Render all of the data below as a numbered list, skipping blank lines and leaving out the pictures.

(A run of records)
* START *
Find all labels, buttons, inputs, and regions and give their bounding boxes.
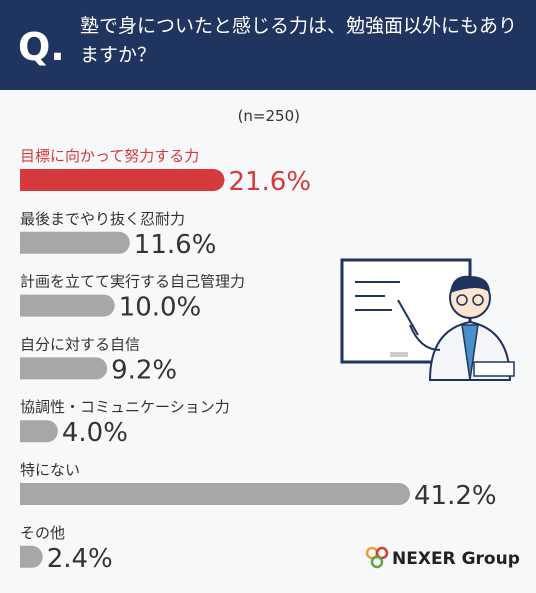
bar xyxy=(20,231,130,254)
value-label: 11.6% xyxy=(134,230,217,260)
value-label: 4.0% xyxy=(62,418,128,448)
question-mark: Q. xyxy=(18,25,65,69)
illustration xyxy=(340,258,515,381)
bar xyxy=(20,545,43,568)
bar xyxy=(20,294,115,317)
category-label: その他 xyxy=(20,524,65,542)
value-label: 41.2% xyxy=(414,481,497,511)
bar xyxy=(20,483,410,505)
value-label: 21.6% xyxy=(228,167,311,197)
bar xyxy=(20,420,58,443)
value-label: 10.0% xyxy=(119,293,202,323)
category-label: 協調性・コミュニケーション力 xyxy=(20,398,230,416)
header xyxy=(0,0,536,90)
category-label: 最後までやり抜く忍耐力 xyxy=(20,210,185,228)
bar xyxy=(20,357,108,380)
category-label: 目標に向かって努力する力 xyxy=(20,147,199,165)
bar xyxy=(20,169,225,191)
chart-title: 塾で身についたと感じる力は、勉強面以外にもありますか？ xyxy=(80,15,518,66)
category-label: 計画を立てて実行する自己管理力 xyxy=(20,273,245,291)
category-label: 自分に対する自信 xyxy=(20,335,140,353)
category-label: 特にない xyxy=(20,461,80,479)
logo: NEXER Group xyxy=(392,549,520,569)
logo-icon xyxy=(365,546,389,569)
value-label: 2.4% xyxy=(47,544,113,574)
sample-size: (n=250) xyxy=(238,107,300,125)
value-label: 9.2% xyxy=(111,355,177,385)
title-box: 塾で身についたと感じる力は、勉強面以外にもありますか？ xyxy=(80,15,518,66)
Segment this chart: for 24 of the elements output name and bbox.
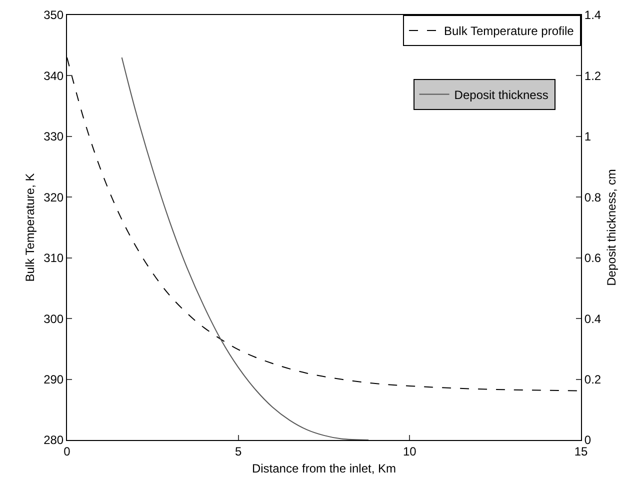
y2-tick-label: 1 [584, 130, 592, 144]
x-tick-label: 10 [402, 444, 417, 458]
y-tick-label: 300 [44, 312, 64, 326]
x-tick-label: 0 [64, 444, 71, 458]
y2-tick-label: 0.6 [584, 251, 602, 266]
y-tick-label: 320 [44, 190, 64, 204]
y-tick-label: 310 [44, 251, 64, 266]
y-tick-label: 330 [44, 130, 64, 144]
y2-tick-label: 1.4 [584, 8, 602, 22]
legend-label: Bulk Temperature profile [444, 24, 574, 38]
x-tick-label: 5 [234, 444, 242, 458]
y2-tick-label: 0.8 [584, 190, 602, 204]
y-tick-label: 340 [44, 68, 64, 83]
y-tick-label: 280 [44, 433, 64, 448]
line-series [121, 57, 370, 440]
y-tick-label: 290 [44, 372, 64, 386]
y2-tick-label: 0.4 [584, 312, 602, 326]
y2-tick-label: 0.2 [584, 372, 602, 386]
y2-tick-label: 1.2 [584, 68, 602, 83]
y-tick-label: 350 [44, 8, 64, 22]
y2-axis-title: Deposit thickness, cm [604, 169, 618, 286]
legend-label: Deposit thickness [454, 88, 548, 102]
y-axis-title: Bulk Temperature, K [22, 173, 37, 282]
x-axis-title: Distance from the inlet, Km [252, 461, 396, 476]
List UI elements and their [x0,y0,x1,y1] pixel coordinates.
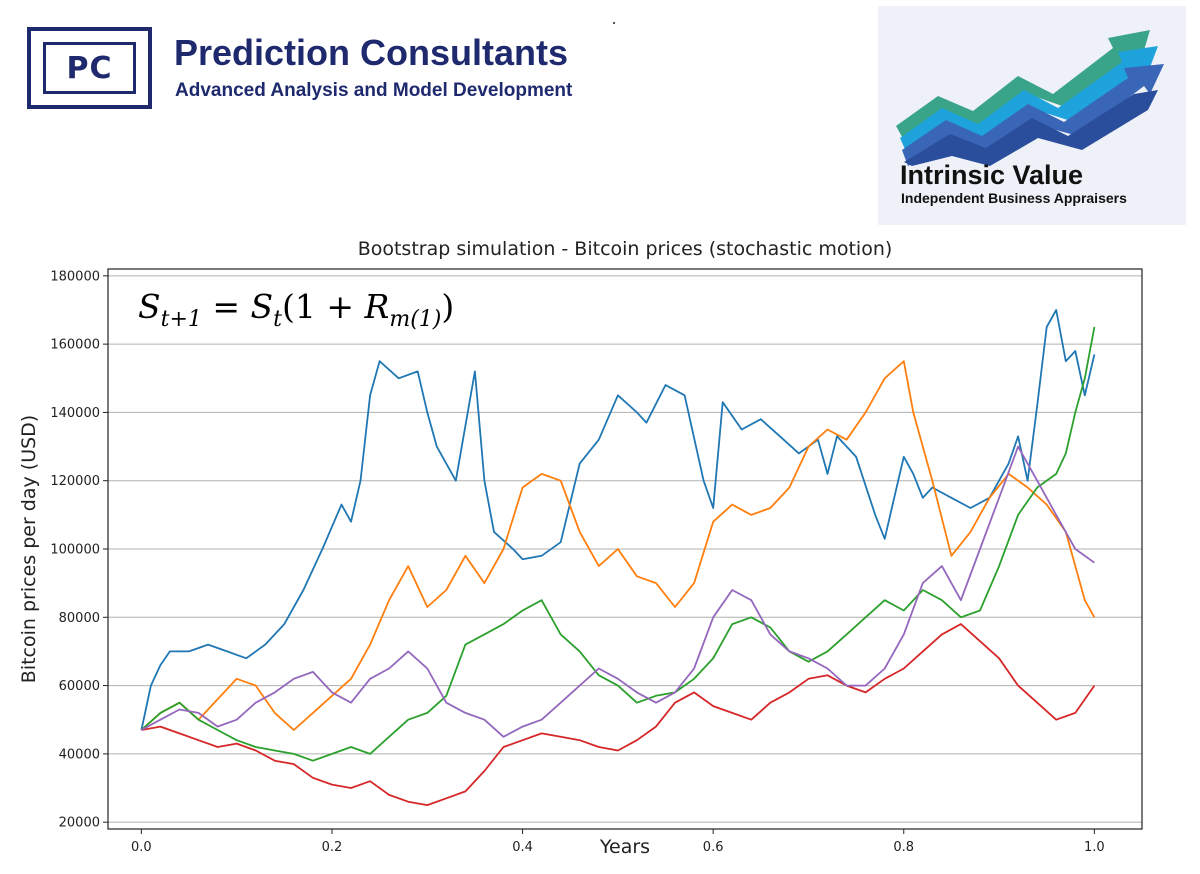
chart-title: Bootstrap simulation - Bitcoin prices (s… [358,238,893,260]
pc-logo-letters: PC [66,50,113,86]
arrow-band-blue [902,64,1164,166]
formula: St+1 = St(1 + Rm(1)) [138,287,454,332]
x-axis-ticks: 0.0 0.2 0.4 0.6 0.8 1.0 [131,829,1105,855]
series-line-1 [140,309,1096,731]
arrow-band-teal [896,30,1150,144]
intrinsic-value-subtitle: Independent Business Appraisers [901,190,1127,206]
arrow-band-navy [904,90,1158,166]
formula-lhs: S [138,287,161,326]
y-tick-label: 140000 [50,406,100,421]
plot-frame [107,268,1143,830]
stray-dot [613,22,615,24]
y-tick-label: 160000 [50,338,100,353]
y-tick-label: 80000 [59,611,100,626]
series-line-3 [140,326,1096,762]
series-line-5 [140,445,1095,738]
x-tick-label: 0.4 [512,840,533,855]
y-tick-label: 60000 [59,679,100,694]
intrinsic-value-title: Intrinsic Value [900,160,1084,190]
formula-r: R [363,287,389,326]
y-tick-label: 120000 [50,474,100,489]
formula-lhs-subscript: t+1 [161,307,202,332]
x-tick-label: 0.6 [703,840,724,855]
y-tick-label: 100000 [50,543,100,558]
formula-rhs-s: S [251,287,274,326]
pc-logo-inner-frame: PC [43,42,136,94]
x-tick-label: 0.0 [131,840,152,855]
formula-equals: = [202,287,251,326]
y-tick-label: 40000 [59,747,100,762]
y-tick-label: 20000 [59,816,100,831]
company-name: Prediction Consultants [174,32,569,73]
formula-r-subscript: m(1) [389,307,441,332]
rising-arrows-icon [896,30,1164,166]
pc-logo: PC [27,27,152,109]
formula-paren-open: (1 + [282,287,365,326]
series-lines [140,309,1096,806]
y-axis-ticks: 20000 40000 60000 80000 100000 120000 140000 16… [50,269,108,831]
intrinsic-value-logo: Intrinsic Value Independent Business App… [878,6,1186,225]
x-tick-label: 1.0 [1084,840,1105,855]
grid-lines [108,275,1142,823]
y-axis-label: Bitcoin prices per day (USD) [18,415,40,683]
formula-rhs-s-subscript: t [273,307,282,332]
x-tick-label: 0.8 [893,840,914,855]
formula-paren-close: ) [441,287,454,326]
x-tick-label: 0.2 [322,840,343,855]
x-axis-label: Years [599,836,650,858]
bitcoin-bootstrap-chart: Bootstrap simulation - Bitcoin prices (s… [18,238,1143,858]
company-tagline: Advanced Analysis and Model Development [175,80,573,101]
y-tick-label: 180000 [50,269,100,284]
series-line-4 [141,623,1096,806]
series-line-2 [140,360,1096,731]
* END *
→ **RESPONSE**
1. Find all labels, buttons, inputs, and regions and give their bounding boxes.
2. bar xyxy=(20,231,130,254)
3. value-label: 11.6% xyxy=(134,230,217,260)
4. value-label: 4.0% xyxy=(62,418,128,448)
5. question-mark: Q. xyxy=(18,25,65,69)
6. illustration xyxy=(340,258,515,381)
7. bar xyxy=(20,545,43,568)
8. bar xyxy=(20,294,115,317)
9. category-label: その他 xyxy=(20,524,65,542)
10. value-label: 41.2% xyxy=(414,481,497,511)
11. bar xyxy=(20,483,410,505)
12. value-label: 21.6% xyxy=(228,167,311,197)
13. bar xyxy=(20,420,58,443)
14. value-label: 10.0% xyxy=(119,293,202,323)
15. category-label: 協調性・コミュニケーション力 xyxy=(20,398,230,416)
16. header xyxy=(0,0,536,90)
17. category-label: 最後までやり抜く忍耐力 xyxy=(20,210,185,228)
18. bar xyxy=(20,357,108,380)
19. category-label: 目標に向かって努力する力 xyxy=(20,147,199,165)
20. bar xyxy=(20,169,225,191)
21. chart-title: 塾で身についたと感じる力は、勉強面以外にもありますか？ xyxy=(80,15,518,66)
22. category-label: 計画を立てて実行する自己管理力 xyxy=(20,273,245,291)
23. category-label: 自分に対する自信 xyxy=(20,335,140,353)
24. category-label: 特にない xyxy=(20,461,80,479)
25. logo: NEXER Group xyxy=(392,549,520,569)
26. logo-icon xyxy=(365,546,389,569)
27. value-label: 2.4% xyxy=(47,544,113,574)
28. sample-size: (n=250) xyxy=(238,107,300,125)
29. value-label: 9.2% xyxy=(111,355,177,385)
30. title-box: 塾で身についたと感じる力は、勉強面以外にもありますか？ xyxy=(80,15,518,66)
31. Segment this chart: for 24 of the elements output name and bbox.
32. y2-tick-label: 1 [584, 130, 592, 144]
33. x-tick-label: 10 [402, 444, 417, 458]
34. y-tick-label: 300 [44, 312, 64, 326]
35. x-tick-label: 0 [64, 444, 71, 458]
36. y2-tick-label: 0.6 [584, 251, 602, 266]
37. y-tick-label: 320 [44, 190, 64, 204]
38. y-tick-label: 310 [44, 251, 64, 266]
39. y-tick-label: 330 [44, 130, 64, 144]
40. y2-tick-label: 1.4 [584, 8, 602, 22]
41. legend-label: Bulk Temperature profile [444, 24, 574, 38]
42. x-tick-label: 5 [234, 444, 242, 458]
43. y2-tick-label: 0.8 [584, 190, 602, 204]
44. y-tick-label: 340 [44, 68, 64, 83]
45. y-tick-label: 280 [44, 433, 64, 448]
46. line-series [121, 57, 370, 440]
47. y-tick-label: 290 [44, 372, 64, 386]
48. y2-tick-label: 0.4 [584, 312, 602, 326]
49. y2-tick-label: 0.2 [584, 372, 602, 386]
50. y2-tick-label: 1.2 [584, 68, 602, 83]
51. y-tick-label: 350 [44, 8, 64, 22]
52. y2-axis-title: Deposit thickness, cm [604, 169, 618, 286]
53. legend-label: Deposit thickness [454, 88, 548, 102]
54. y-axis-title: Bulk Temperature, K [22, 173, 37, 282]
55. x-axis-title: Distance from the inlet, Km [252, 461, 396, 476]
56. List UI elements and their [x0,y0,x1,y1] pixel coordinates.
57. chart-title: Bootstrap simulation - Bitcoin prices (s… [358,238,893,260]
58. pc-logo-letters: PC [66,50,113,86]
59. arrow-band-blue [902,64,1164,166]
60. formula: St+1 = St(1 + Rm(1)) [138,287,454,332]
61. x-axis-ticks: 0.0 0.2 0.4 0.6 0.8 1.0 [131,829,1105,855]
62. series-line-1 [140,309,1096,731]
63. arrow-band-teal [896,30,1150,144]
64. intrinsic-value-subtitle: Independent Business Appraisers [901,190,1127,206]
65. arrow-band-navy [904,90,1158,166]
66. formula-lhs: S [138,287,161,326]
67. y-tick-label: 140000 [50,406,100,421]
68. plot-frame [107,268,1143,830]
69. stray-dot [613,22,615,24]
70. y-tick-label: 160000 [50,338,100,353]
71. y-tick-label: 80000 [59,611,100,626]
72. series-line-3 [140,326,1096,762]
73. series-line-5 [140,445,1095,738]
74. x-tick-label: 0.4 [512,840,533,855]
75. y-tick-label: 60000 [59,679,100,694]
76. intrinsic-value-title: Intrinsic Value [900,160,1084,190]
77. formula-r: R [363,287,389,326]
78. y-tick-label: 120000 [50,474,100,489]
79. formula-lhs-subscript: t+1 [161,307,202,332]
80. x-tick-label: 0.6 [703,840,724,855]
81. y-tick-label: 100000 [50,543,100,558]
82. formula-rhs-s: S [251,287,274,326]
83. pc-logo-inner-frame: PC [43,42,136,94]
84. x-tick-label: 0.0 [131,840,152,855]
85. formula-equals: = [202,287,251,326]
86. y-tick-label: 40000 [59,747,100,762]
87. y-tick-label: 20000 [59,816,100,831]
88. company-name: Prediction Consultants [174,32,569,73]
89. formula-r-subscript: m(1) [389,307,441,332]
90. rising-arrows-icon [896,30,1164,166]
91. pc-logo: PC [27,27,152,109]
92. formula-paren-open: (1 + [282,287,365,326]
93. series-lines [140,309,1096,806]
94. y-axis-ticks: 20000 40000 60000 80000 100000 120000 140000 16… [50,269,108,831]
95. intrinsic-value-logo: Intrinsic Value Independent Business App… [878,6,1186,225]
96. x-tick-label: 1.0 [1084,840,1105,855]
97. grid-lines [108,275,1142,823]
98. y-axis-label: Bitcoin prices per day (USD) [18,415,40,683]
99. formula-rhs-s-subscript: t [273,307,282,332]
100. x-tick-label: 0.8 [893,840,914,855]
101. formula-paren-close: ) [441,287,454,326]
102. x-tick-label: 0.2 [322,840,343,855]
103. x-axis-label: Years [599,836,650,858]
104. bitcoin-bootstrap-chart: Bootstrap simulation - Bitcoin prices (s… [18,238,1143,858]
105. company-tagline: Advanced Analysis and Model Development [175,80,573,101]
106. y-tick-label: 180000 [50,269,100,284]
107. series-line-4 [141,623,1096,806]
108. series-line-2 [140,360,1096,731]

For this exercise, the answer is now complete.